═════ 読む文章 ═════
すでに生起して戻ることのできない変化、重大な影響力をもつ変化でありながら一般には認識されていない変化について分析します。
topics(658):米中首脳会談⑥――台湾問題の行方
(『米中首脳会談⑤――米中首脳会談の成果』のつづき)
午前に引き続き、米中首脳会談の情報をお伝えします。今回で終わりです。
(承前:台湾への戦争の脅威がなくなったかと言えば、そうではないです。しかし、当面の戦争の可能性が今回の会談によって遠のいたと言っていいです。)
どうしてそう言えるかというと、話し合いをしているうちに一方的に戦争を仕掛けるということは、基本的にはあまりないからです。今すぐに戦争をすると、双方にとってかなり悲惨な結果になるということで、今の段階ではまだ話し合おうぜということが決まりました。
しかし、この嵐の前の静けさというのは、いったい、いつまで続くのでしょうか。
恐らく、ブリンケン国務長官の中国訪問まで、もしくは訪問の後しばらくはこういう小康状態、お互い緊張状態にならないという状態が続くでしょう。
ですが、これから何年も続くのかと言えば、決してそうではないです。なぜか? 政治日程を見れば分かるんですが、来年2023年というのはですね、台湾は総統選挙、アメリカは大統領選挙に突入するわけです。
台湾の総統選挙で中国が何もしないという選択肢はありません。あるいはアメリカの大統領選挙にも、中国はやっぱり何らかの手を出すということです。
■台湾の将来に関する影響
では、台湾の将来にとっては、どんな影響があるかというと、主に3つの影響があります。
═════ データ ═════
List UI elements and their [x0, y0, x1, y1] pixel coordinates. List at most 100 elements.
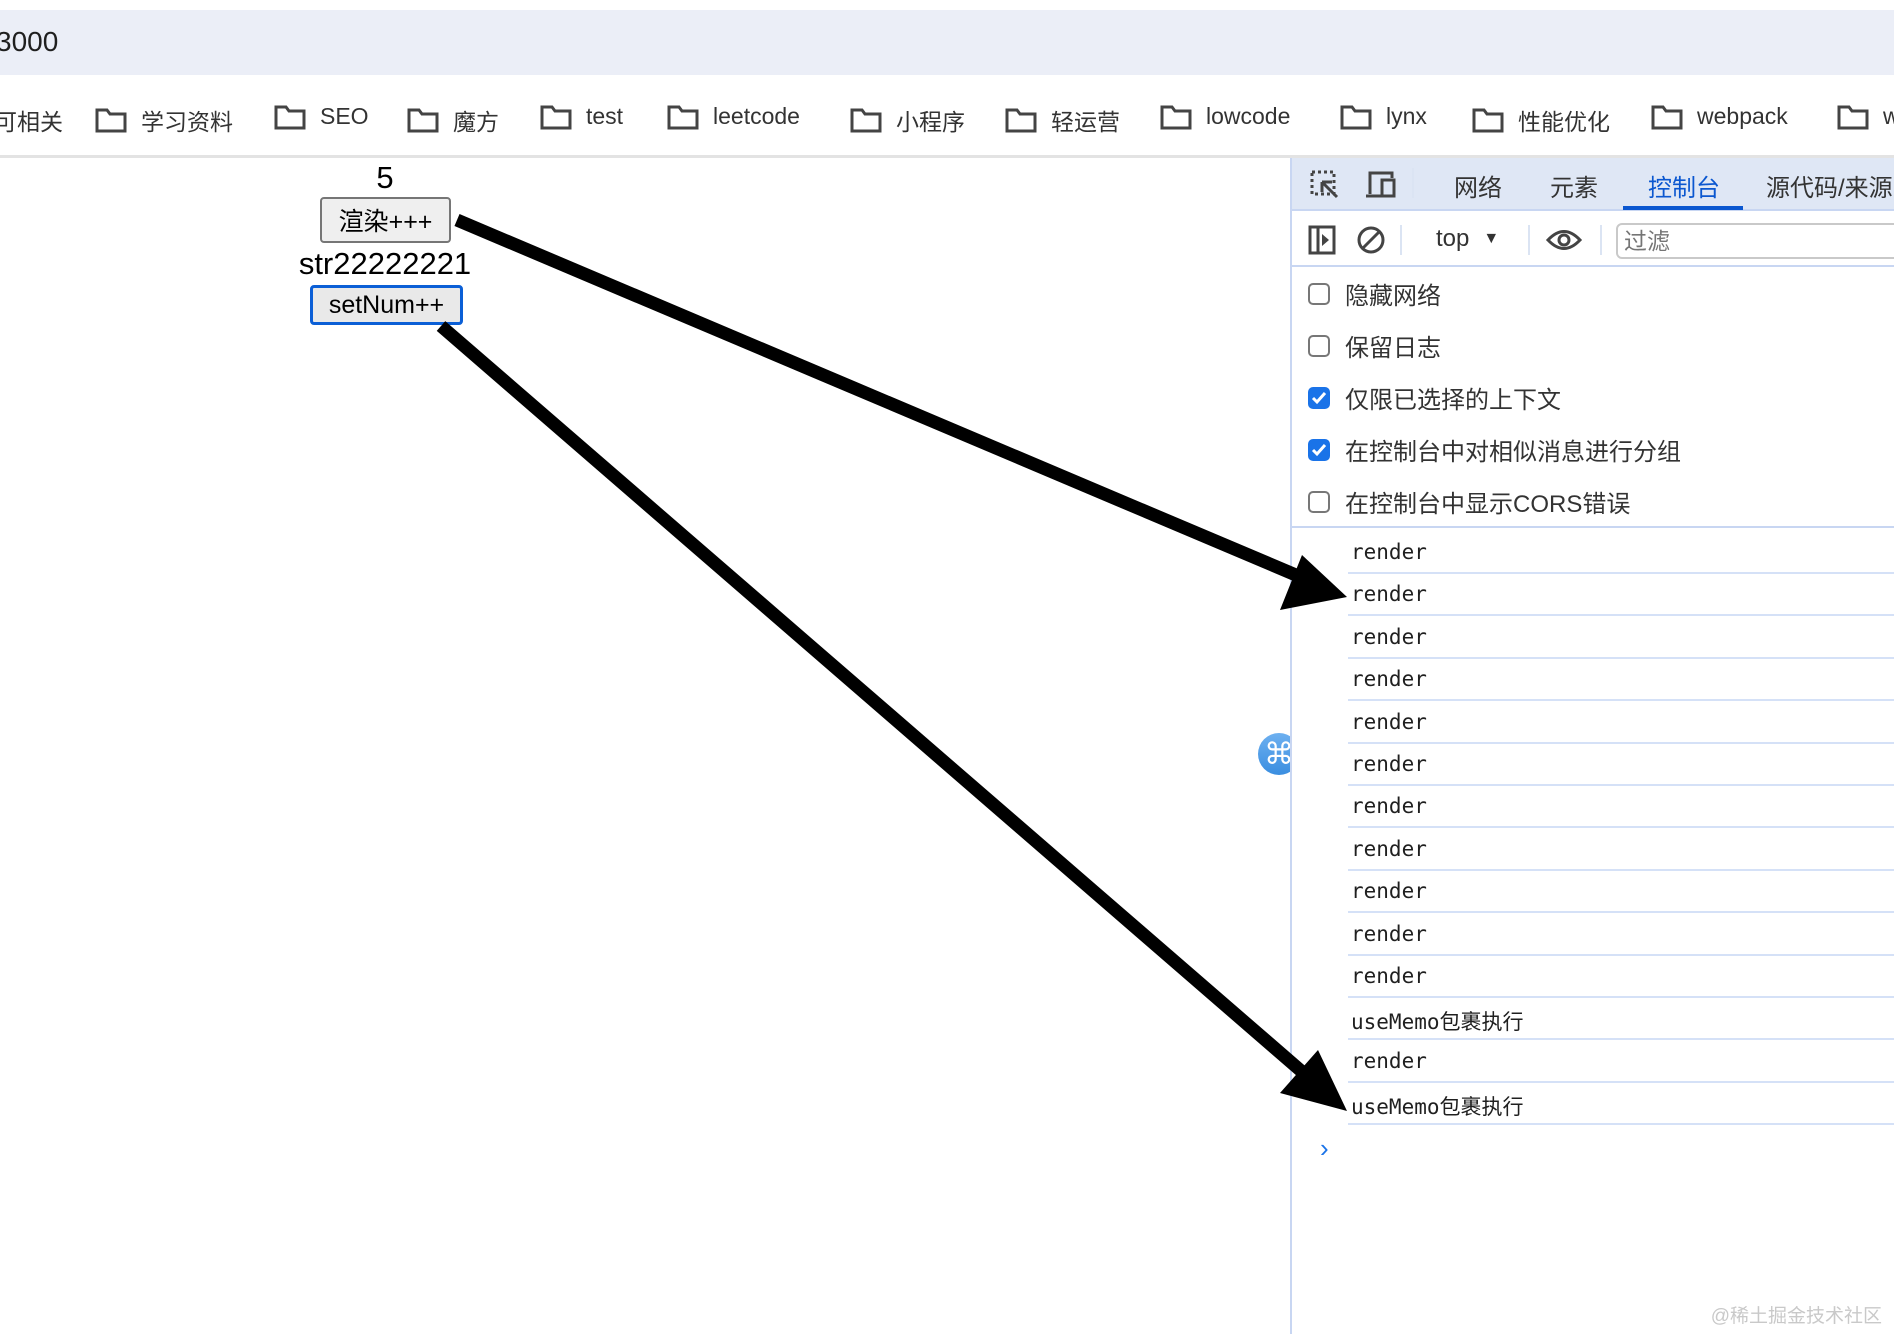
divider	[1400, 225, 1402, 255]
device-toolbar-icon[interactable]	[1364, 170, 1398, 205]
bookmark-folder[interactable]: 性能优化	[1472, 103, 1610, 137]
url-text: 3000	[0, 26, 59, 57]
folder-icon	[1160, 105, 1192, 129]
address-bar[interactable]: 3000	[0, 10, 1894, 75]
console-log-row: render	[1348, 871, 1894, 914]
console-log-row: render	[1348, 786, 1894, 829]
inspect-element-icon[interactable]	[1310, 170, 1340, 205]
bookmark-label: lowcode	[1206, 103, 1291, 129]
clear-console-icon[interactable]	[1356, 225, 1386, 260]
console-option[interactable]: 仅限已选择的上下文	[1308, 380, 1561, 415]
console-toolbar: top ▼	[1292, 213, 1894, 267]
tab-network[interactable]: 网络	[1454, 168, 1502, 203]
console-log-row: render	[1348, 659, 1894, 702]
console-log-row: render	[1348, 617, 1894, 659]
console-log-row: useMemo包裹执行	[1348, 1083, 1894, 1126]
console-log-row: render	[1348, 532, 1894, 574]
str-value: str22222221	[298, 246, 472, 281]
window-top	[0, 0, 1894, 10]
divider	[1412, 168, 1414, 198]
sidebar-toggle-icon[interactable]	[1308, 225, 1338, 260]
folder-icon	[850, 108, 882, 133]
bookmark-label: 可相关	[0, 109, 63, 135]
folder-icon	[540, 105, 572, 129]
bookmark-label: 性能优化	[1518, 109, 1610, 135]
bookmark-label: 学习资料	[141, 109, 233, 135]
console-option[interactable]: 在控制台中显示CORS错误	[1308, 484, 1630, 519]
bookmark-label: 轻运营	[1051, 109, 1120, 135]
setnum-button[interactable]: setNum++	[310, 285, 463, 325]
folder-icon	[1005, 108, 1037, 133]
folder-icon	[274, 105, 306, 129]
bookmark-folder[interactable]: lynx	[1340, 103, 1427, 130]
bookmark-folder[interactable]: w	[1837, 103, 1894, 130]
console-log-row: render	[1348, 829, 1894, 871]
context-value: top	[1436, 225, 1470, 252]
console-option[interactable]: 在控制台中对相似消息进行分组	[1308, 432, 1681, 467]
live-expression-eye-icon[interactable]	[1545, 227, 1583, 258]
bookmark-folder[interactable]: 魔方	[407, 103, 499, 137]
folder-icon	[1340, 105, 1372, 129]
folder-icon	[1837, 105, 1869, 129]
page-content: 5 渲染+++ str22222221 setNum++	[0, 158, 1290, 1334]
folder-icon	[1472, 108, 1504, 133]
folder-icon	[95, 108, 127, 133]
folder-icon	[407, 108, 439, 133]
console-log-row: useMemo包裹执行	[1348, 998, 1894, 1041]
console-log-row: render	[1348, 956, 1894, 998]
filter-input[interactable]	[1616, 223, 1894, 259]
console-option[interactable]: 隐藏网络	[1308, 276, 1441, 311]
bookmarks-bar: 可相关 学习资料 SEO 魔方 test leetcode 小程序 轻运营 lowcode lyn…	[0, 95, 1894, 147]
active-tab-indicator	[1623, 206, 1743, 210]
option-label: 在控制台中显示CORS错误	[1345, 491, 1631, 518]
bookmark-folder[interactable]: webpack	[1651, 103, 1788, 130]
bookmark-label: lynx	[1386, 103, 1427, 129]
divider	[1600, 225, 1602, 255]
context-selector[interactable]: top ▼	[1436, 225, 1499, 253]
bookmark-folder[interactable]: 小程序	[850, 103, 965, 137]
checkbox[interactable]	[1308, 334, 1330, 357]
dropdown-arrow-icon: ▼	[1483, 230, 1500, 247]
checkbox[interactable]	[1308, 490, 1330, 513]
bookmark-label: 小程序	[896, 109, 965, 135]
divider	[1528, 225, 1530, 255]
devtools-tabbar: 网络 元素 控制台 源代码/来源	[1292, 158, 1894, 211]
folder-icon	[667, 105, 699, 129]
bookmark-label: test	[586, 103, 624, 129]
watermark: @稀土掘金技术社区	[1710, 1306, 1882, 1327]
console-log-row: render	[1348, 702, 1894, 744]
bookmark-label: w	[1883, 103, 1894, 129]
checkbox[interactable]	[1308, 282, 1330, 305]
bookmark-folder[interactable]: leetcode	[667, 103, 800, 130]
console-option[interactable]: 保留日志	[1308, 328, 1441, 363]
bookmark-folder[interactable]: SEO	[274, 103, 369, 130]
checkbox[interactable]	[1308, 438, 1330, 461]
count-value: 5	[376, 160, 394, 195]
bookmark-folder[interactable]: 轻运营	[1005, 103, 1120, 137]
render-button[interactable]: 渲染+++	[320, 197, 451, 243]
tab-sources[interactable]: 源代码/来源	[1766, 168, 1893, 203]
console-log-row: render	[1348, 574, 1894, 617]
console-prompt-icon[interactable]: ›	[1320, 1133, 1329, 1164]
bookmark-folder[interactable]: lowcode	[1160, 103, 1290, 130]
console-log-row: render	[1348, 914, 1894, 956]
console-log-row: render	[1348, 1041, 1894, 1083]
console-log-row: render	[1348, 744, 1894, 786]
bookmark-label: 魔方	[453, 109, 499, 135]
bookmark-folder[interactable]: 学习资料	[95, 103, 233, 137]
option-label: 隐藏网络	[1345, 283, 1441, 310]
option-label: 保留日志	[1345, 335, 1441, 362]
devtools-panel: 网络 元素 控制台 源代码/来源 top ▼ 隐藏网络保留日志仅限已选择的上下文在…	[1290, 158, 1894, 1334]
bookmark-label: leetcode	[713, 103, 800, 129]
folder-icon	[1651, 105, 1683, 129]
divider	[1292, 526, 1894, 528]
bookmark-label: webpack	[1697, 103, 1788, 129]
tab-console[interactable]: 控制台	[1648, 168, 1720, 203]
option-label: 在控制台中对相似消息进行分组	[1345, 439, 1681, 466]
option-label: 仅限已选择的上下文	[1345, 387, 1561, 414]
tab-elements[interactable]: 元素	[1550, 168, 1598, 203]
bookmark-label: SEO	[320, 103, 369, 129]
checkbox[interactable]	[1308, 386, 1330, 409]
bookmark-folder[interactable]: test	[540, 103, 623, 130]
bookmark-folder[interactable]: 可相关	[0, 103, 63, 137]
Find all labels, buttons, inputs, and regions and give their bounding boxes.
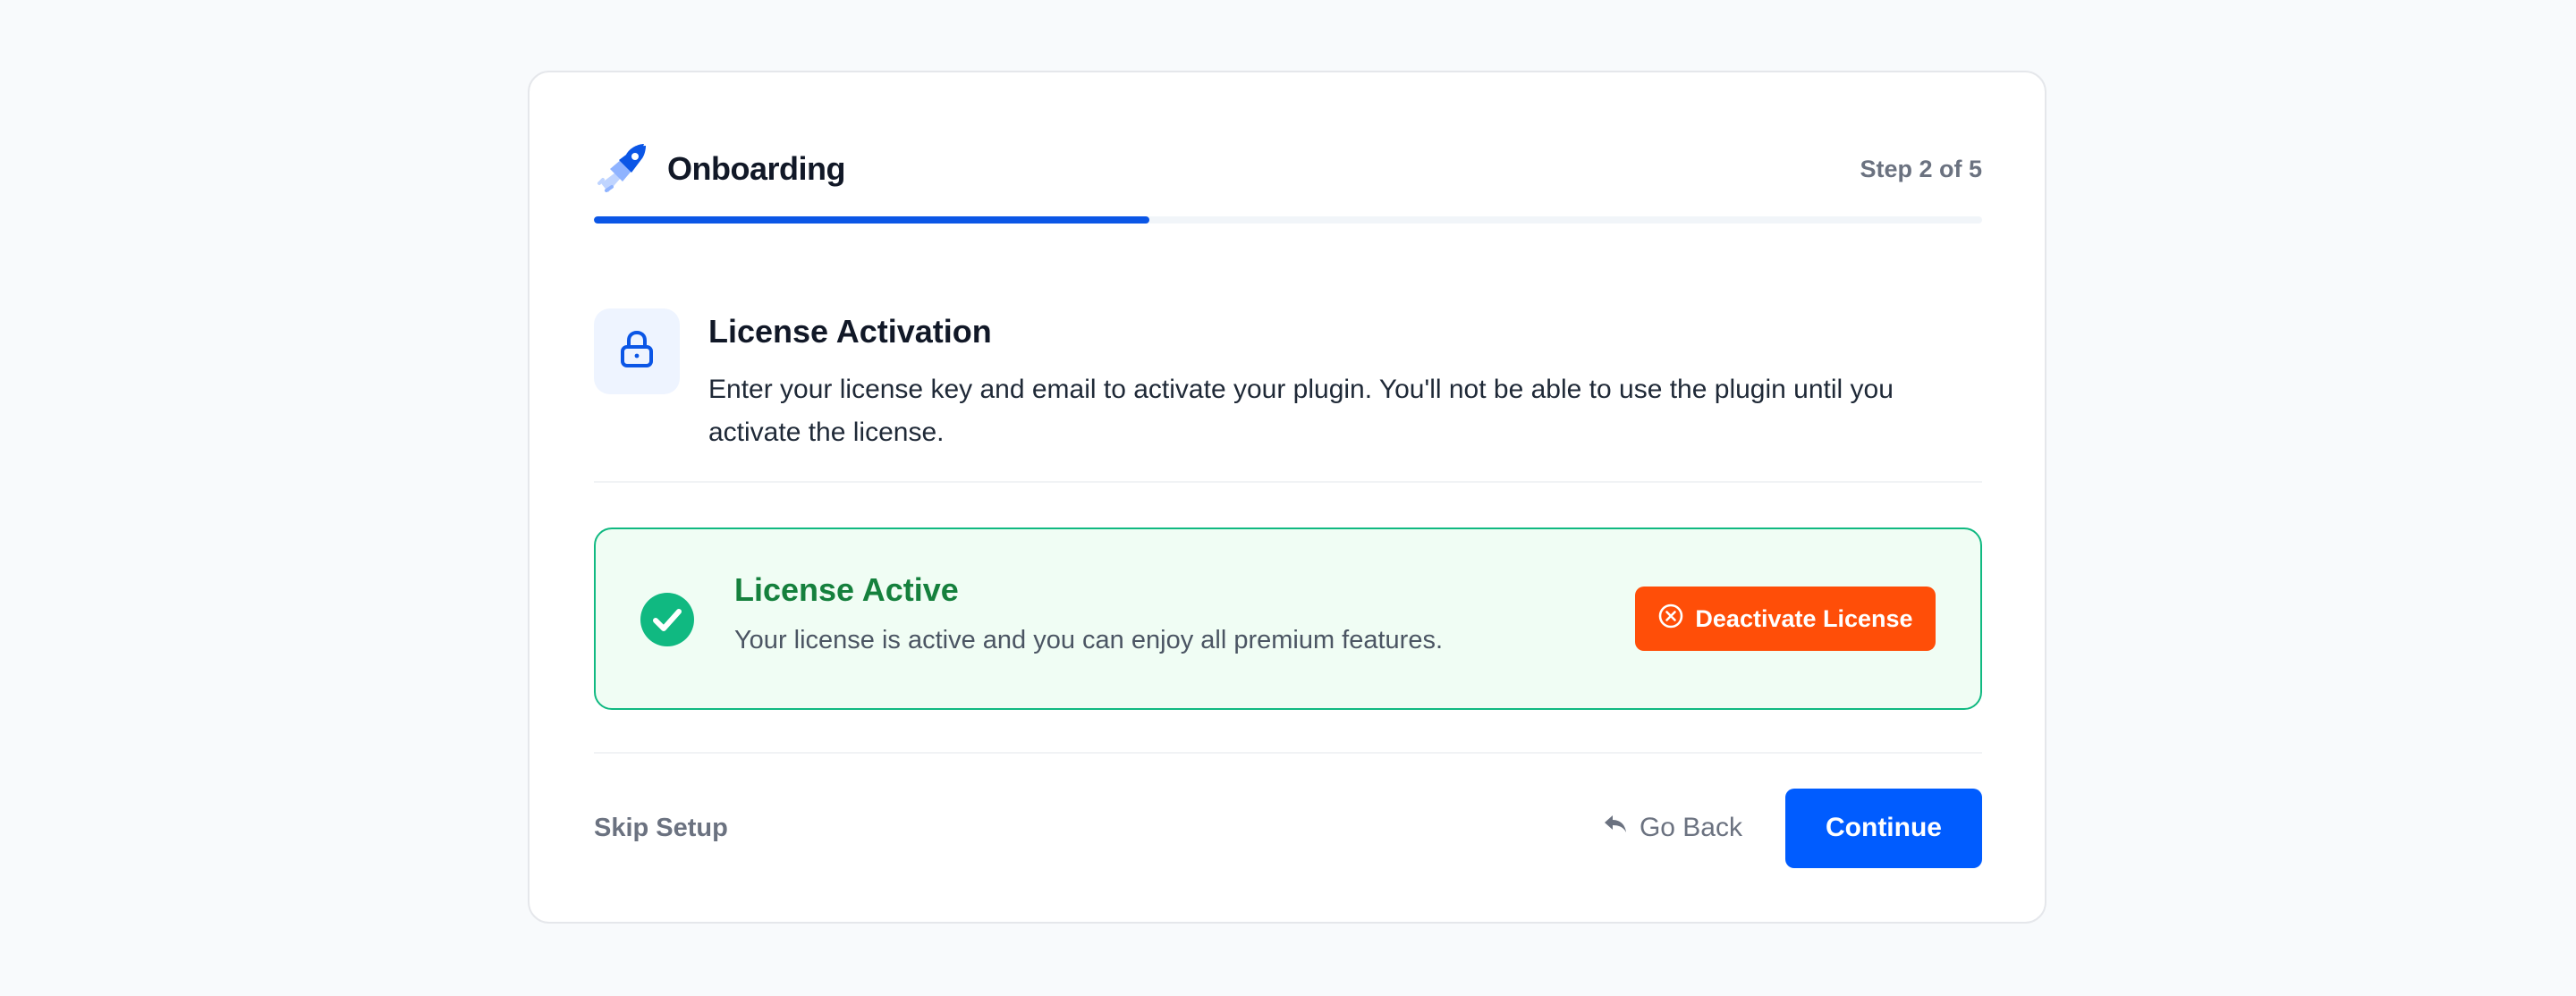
═════
台湾問題の文章のうち、「(承前:台湾への戦争の脅威が」を含む語句で始まり「しかし、この嵐の前の静けさというのは、いったい、いつまで続くのでしょうか。」で終わる部分を、「嵐の前の静けさ」を「束の間の平穏」に置き換えて示せ。 このデータは台湾問題の文章とは関係がない。

__解答__
(承前:台湾への戦争の脅威がなくなったかと言えば、そうではないです。しかし、当面の戦争の可能性が今回の会談によって遠のいたと言っていいです。)
どうしてそう言えるかというと、話し合いをしているうちに一方的に戦争を仕掛けるということは、基本的にはあまりないからです。今すぐに戦争をすると、双方にとってかなり悲惨な結果になるということで、今の段階ではまだ話し合おうぜということが決まりました。
しかし、この束の間の平穏というのは、いったい、いつまで続くのでしょうか。